* **課題 1**
シュヴァイツァーの本の感想文を読んで、次の問いに答えてください。
(a) ジェームズ・ベントリーの本を日本語に訳したのは誰ですか。
(b) 寺村輝夫の本はどこの出版社から何年に出ましたか。
(c) 書き手は、この本を読む前は寺村輝夫を何として知っていましたか。
* **課題 2**
シュヴァイツァーの本の感想文を、最後の文の次から書き継いでください。

シュヴァイツァー(伝記 世界を変えた人々7)、James Bentley、菊島伊久栄訳、偕成社、1992

アフリカのシュバイツァー、寺村輝夫、童心社、1978


シュヴァイツァーについて、彼に対する賞賛も非難も、これまでほとんど知らずにいた。だから両極端に描かれている二冊は、それぞれに驚くことばかり。とくに寺村輝夫は「おしゃべりなたまごやき」(長新太絵、福音館、一九七二年)をはじめとする「王様シリーズ」の童話作家としてしか知らなかったので、強い批判意識をもって書かれた本書に、新たな一面を知った。

シュヴァイツァーの西欧中心主義、白人中心主義を基底にする偽善性を一つ一つ暴いていく展開もすさまじいが、圧巻はその激しい批判が日本国の偽善と、そこに暮らす自分自身へ向けられていく最終章。導入部の挿話が、最終章で大きな意味をもつ伏線となっている構成も強い印象を残す。緊迫したドラマとなっているのは、シュヴァイツァーを描く伝記としてだけではなく、寺村が「アフリカ」と「大日本帝国の植民政策」を体験していく内面的な記録して書かれているからだろう。

* **確認する資料**
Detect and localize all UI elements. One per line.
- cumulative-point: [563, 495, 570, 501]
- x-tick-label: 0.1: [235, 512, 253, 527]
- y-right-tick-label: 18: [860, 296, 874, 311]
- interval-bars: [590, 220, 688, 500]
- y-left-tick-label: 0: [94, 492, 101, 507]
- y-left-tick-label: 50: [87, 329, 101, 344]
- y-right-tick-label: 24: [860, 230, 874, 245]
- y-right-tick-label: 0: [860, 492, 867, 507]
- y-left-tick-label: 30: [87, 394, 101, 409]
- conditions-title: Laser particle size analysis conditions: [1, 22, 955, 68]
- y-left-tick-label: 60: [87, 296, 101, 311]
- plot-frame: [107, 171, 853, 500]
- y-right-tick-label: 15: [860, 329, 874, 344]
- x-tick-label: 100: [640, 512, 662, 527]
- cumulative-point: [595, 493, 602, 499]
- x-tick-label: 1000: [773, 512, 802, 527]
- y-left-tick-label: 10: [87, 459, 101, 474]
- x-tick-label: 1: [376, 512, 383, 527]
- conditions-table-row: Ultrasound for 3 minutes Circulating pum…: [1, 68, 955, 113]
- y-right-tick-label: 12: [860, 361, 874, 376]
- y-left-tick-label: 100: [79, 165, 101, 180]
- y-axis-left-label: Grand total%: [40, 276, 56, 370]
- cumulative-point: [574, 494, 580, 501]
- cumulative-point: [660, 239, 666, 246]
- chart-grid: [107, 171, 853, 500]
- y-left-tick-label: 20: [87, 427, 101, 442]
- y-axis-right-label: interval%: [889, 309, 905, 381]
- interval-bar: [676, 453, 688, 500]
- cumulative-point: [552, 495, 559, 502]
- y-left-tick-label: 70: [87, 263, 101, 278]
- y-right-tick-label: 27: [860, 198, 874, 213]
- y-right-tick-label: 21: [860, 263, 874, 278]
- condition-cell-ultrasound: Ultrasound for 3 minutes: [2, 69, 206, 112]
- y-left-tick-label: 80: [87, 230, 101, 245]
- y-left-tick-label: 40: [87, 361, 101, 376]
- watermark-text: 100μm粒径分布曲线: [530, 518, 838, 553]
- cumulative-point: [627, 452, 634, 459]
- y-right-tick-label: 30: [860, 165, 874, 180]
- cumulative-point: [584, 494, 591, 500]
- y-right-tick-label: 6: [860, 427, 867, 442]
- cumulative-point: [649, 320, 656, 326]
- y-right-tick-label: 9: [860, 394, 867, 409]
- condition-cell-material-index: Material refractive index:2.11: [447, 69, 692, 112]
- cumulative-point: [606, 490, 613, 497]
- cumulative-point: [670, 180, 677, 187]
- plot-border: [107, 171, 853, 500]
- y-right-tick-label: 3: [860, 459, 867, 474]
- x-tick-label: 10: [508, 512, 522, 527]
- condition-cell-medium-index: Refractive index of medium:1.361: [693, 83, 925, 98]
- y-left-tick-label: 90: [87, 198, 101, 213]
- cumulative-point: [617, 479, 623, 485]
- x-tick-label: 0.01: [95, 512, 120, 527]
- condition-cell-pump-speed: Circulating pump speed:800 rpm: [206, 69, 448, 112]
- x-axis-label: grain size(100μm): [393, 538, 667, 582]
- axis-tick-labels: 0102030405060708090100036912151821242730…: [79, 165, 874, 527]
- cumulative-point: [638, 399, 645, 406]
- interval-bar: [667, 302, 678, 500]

* **回答 1**
(a) 菊島伊久栄
(b) 童心社、1978年
(c) 「おしゃべりなたまごやき」などの「王様シリーズ」の童話作家

* **回答 2**
シュヴァイツァーの伝記を読んで私が強く印象づけられたのは、途方もない使命感。シュヴァイツァーは三十歳にしてすでに文学博士であり、神学博士でもあり著名なオルガン奏者であった。にもかかわらず、そのいずれも神の声に応える道ではないと彼は感じた。社会的にも、また宗教上や芸術的な面からも充分すぎる力量とそれを発揮する立場を得ていたのに、彼はそれではあきたらず、未知の土地での奉仕というまったくそれまでの生活と関係がない道を選んだ。この転換は、常識の範囲で理解するのはむずかしい。

それでも神からの啓示という説明をすれば、人生の大転換も理解できないことではない。私が疑問に思うのは、なぜ彼は医者になったのか、つまりなぜ一奉仕者としてアフリカに向かわなかったのか、ということ。

寺村がアフリカ史をふりかえりながら説明しているように、当時、アフリカにはすでに多くの宣教師が渡っており、医療活動もまったくなかったわけではない。だからアフリカで奉仕することが目的ならば、そうした団体の一つへとただちに飛び込んでも構わなかったはず。しかし、シュヴァイツァーはそうしなかった。

彼は、医学部へ入りなおし、何年もかけて医学博士となり、それからアフリカへ向かった。彼は既存の団体に所属するのではなく、自らの病院を建て、後にはそれを中心に自らが経営する村を一つ作り出した。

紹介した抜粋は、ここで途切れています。